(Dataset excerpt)
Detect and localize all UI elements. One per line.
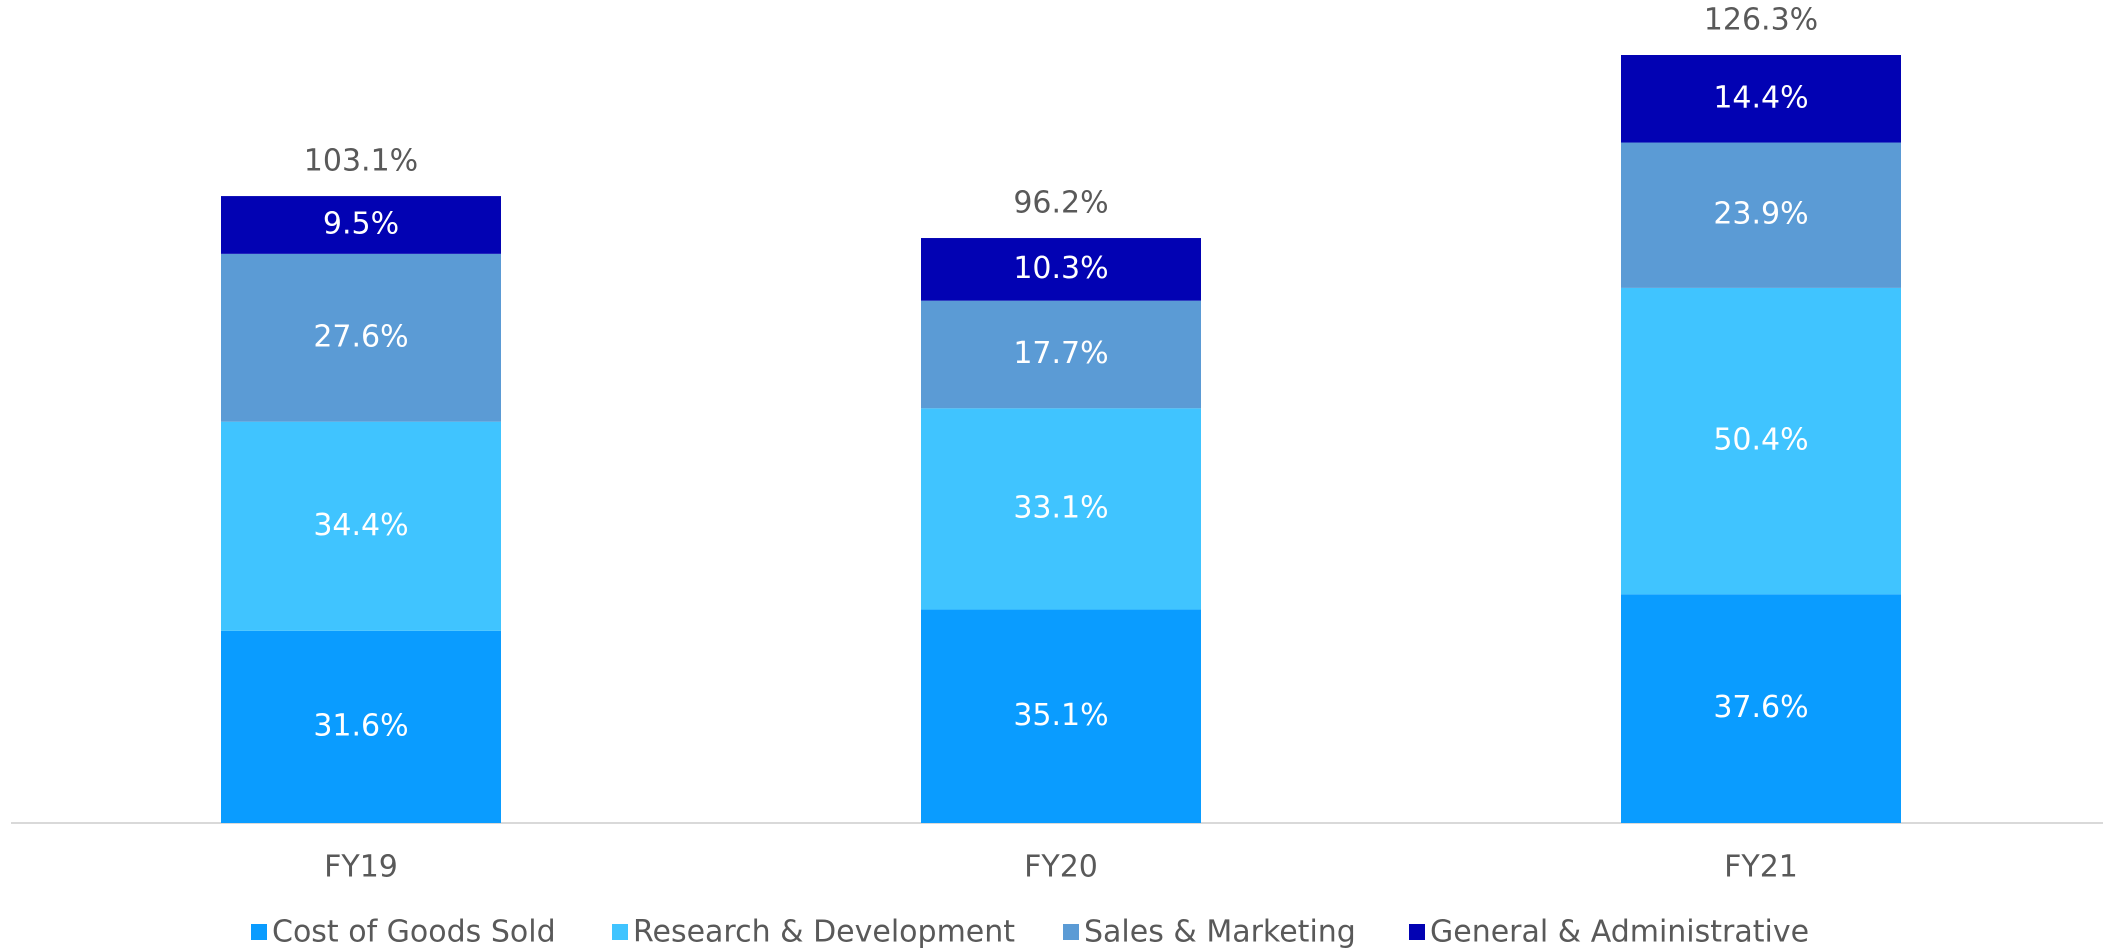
data-label: 14.4% bbox=[1713, 80, 1808, 115]
data-label: 50.4% bbox=[1713, 423, 1808, 458]
total-label: 96.2% bbox=[1013, 186, 1108, 221]
legend-label: General & Administrative bbox=[1430, 915, 1809, 950]
bar-segment bbox=[921, 609, 1201, 823]
bar-segment bbox=[921, 300, 1201, 409]
x-tick-label: FY19 bbox=[324, 850, 398, 885]
bar-segment bbox=[221, 421, 501, 631]
data-label: 23.9% bbox=[1713, 197, 1808, 232]
data-label: 9.5% bbox=[323, 206, 399, 241]
bar-segment bbox=[921, 238, 1201, 301]
bar-segment bbox=[921, 408, 1201, 610]
x-tick-label: FY21 bbox=[1724, 850, 1798, 885]
data-label: 27.6% bbox=[313, 319, 408, 354]
bar-segment bbox=[1621, 55, 1901, 143]
data-label: 35.1% bbox=[1013, 698, 1108, 733]
legend-swatch bbox=[1409, 924, 1425, 940]
data-label: 31.6% bbox=[313, 708, 408, 743]
bar-segment bbox=[221, 196, 501, 254]
bar-segment bbox=[1621, 287, 1901, 595]
bar-segment bbox=[221, 253, 501, 422]
bar-segment bbox=[221, 630, 501, 823]
total-label: 126.3% bbox=[1704, 3, 1818, 38]
bar-segment bbox=[1621, 142, 1901, 288]
data-label: 10.3% bbox=[1013, 251, 1108, 286]
legend-label: Sales & Marketing bbox=[1084, 915, 1356, 950]
legend-label: Research & Development bbox=[633, 915, 1015, 950]
bar-segment bbox=[1621, 594, 1901, 823]
legend-swatch bbox=[251, 924, 267, 940]
legend-swatch bbox=[1063, 924, 1079, 940]
x-tick-label: FY20 bbox=[1024, 850, 1098, 885]
data-label: 37.6% bbox=[1713, 690, 1808, 725]
data-label: 33.1% bbox=[1013, 490, 1108, 525]
total-label: 103.1% bbox=[304, 144, 418, 179]
legend-swatch bbox=[612, 924, 628, 940]
legend-label: Cost of Goods Sold bbox=[272, 915, 556, 950]
data-label: 17.7% bbox=[1013, 336, 1108, 371]
data-label: 34.4% bbox=[313, 508, 408, 543]
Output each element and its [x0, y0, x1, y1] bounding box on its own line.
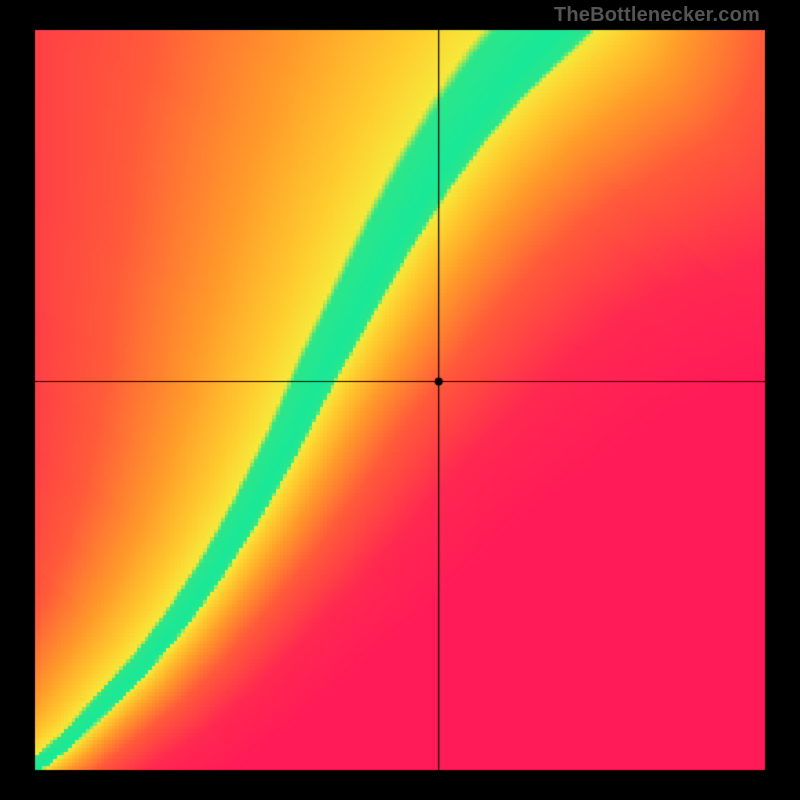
heatmap-canvas	[0, 0, 800, 800]
watermark-text: TheBottlenecker.com	[554, 4, 760, 27]
chart-container: TheBottlenecker.com	[0, 0, 800, 800]
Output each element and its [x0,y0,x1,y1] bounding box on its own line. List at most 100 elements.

WHAT THE TASK ASKS: Reproduce every line of the rows above verbatim, from the line containing "data-label: 14.4% bbox=[1713, 80, 1808, 115]" down to the line containing "data-label: 10.3% bbox=[1013, 251, 1108, 286]", including both of those lines.

ANSWER IN FULL:
data-label: 14.4% bbox=[1713, 80, 1808, 115]
data-label: 50.4% bbox=[1713, 423, 1808, 458]
total-label: 96.2% bbox=[1013, 186, 1108, 221]
legend-label: General & Administrative bbox=[1430, 915, 1809, 950]
bar-segment bbox=[921, 609, 1201, 823]
bar-segment bbox=[921, 300, 1201, 409]
x-tick-label: FY19 bbox=[324, 850, 398, 885]
bar-segment bbox=[221, 421, 501, 631]
data-label: 23.9% bbox=[1713, 197, 1808, 232]
data-label: 9.5% bbox=[323, 206, 399, 241]
bar-segment bbox=[921, 238, 1201, 301]
bar-segment bbox=[921, 408, 1201, 610]
x-tick-label: FY21 bbox=[1724, 850, 1798, 885]
data-label: 27.6% bbox=[313, 319, 408, 354]
bar-segment bbox=[1621, 55, 1901, 143]
data-label: 35.1% bbox=[1013, 698, 1108, 733]
legend-swatch bbox=[1409, 924, 1425, 940]
data-label: 31.6% bbox=[313, 708, 408, 743]
bar-segment bbox=[221, 196, 501, 254]
bar-segment bbox=[1621, 287, 1901, 595]
bar-segment bbox=[221, 253, 501, 422]
bar-segment bbox=[221, 630, 501, 823]
total-label: 126.3% bbox=[1704, 3, 1818, 38]
bar-segment bbox=[1621, 142, 1901, 288]
data-label: 10.3% bbox=[1013, 251, 1108, 286]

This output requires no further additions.